● **RECORDS FOR PROCESSING**:
•••••

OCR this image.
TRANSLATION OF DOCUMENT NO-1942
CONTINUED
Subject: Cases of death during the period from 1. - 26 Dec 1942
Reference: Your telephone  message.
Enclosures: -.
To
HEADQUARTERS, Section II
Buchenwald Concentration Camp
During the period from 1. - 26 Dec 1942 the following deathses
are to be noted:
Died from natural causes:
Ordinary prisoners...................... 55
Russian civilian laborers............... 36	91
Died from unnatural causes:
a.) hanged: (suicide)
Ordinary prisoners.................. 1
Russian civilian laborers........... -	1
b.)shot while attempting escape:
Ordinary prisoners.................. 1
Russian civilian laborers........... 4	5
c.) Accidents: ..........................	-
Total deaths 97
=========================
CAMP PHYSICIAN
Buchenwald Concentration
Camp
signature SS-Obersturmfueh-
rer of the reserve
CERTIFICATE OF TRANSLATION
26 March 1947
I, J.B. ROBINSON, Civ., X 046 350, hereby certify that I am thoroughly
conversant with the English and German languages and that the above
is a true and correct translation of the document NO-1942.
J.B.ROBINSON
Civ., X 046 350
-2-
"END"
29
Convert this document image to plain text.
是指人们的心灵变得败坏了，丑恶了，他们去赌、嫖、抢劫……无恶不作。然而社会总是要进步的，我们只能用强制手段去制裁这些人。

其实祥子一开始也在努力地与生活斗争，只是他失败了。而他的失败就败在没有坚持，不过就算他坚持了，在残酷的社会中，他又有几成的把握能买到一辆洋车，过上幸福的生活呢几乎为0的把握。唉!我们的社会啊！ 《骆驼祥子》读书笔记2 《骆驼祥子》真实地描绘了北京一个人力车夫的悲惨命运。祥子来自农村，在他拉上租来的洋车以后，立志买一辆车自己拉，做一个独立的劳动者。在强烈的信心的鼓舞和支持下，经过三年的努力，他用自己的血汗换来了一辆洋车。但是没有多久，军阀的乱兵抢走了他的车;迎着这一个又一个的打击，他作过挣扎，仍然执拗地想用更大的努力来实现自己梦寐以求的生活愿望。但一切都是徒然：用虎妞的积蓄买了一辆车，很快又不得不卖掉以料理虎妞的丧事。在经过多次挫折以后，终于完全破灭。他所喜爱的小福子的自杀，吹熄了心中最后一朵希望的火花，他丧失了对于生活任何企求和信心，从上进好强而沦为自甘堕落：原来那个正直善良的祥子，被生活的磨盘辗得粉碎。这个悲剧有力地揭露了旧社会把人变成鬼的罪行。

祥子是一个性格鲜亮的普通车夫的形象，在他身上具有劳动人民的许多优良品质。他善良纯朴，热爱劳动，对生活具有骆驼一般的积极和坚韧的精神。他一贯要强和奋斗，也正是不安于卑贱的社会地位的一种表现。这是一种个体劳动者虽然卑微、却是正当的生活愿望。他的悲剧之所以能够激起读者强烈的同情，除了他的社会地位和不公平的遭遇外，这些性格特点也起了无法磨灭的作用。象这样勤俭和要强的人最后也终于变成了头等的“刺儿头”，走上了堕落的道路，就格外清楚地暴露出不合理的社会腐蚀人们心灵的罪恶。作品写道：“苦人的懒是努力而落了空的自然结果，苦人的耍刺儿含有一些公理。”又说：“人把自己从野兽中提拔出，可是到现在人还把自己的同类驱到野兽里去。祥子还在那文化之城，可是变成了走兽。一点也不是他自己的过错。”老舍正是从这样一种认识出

•••••

● **TASK BRIEF**:
Copy out each line of the records where the string "from" appears.

● **IN RESPONSE**:
Subject: Cases of death during the period from 1. - 26 Dec 1942
During the period from 1. - 26 Dec 1942 the following deathses
Died from natural causes:
Died from unnatural causes:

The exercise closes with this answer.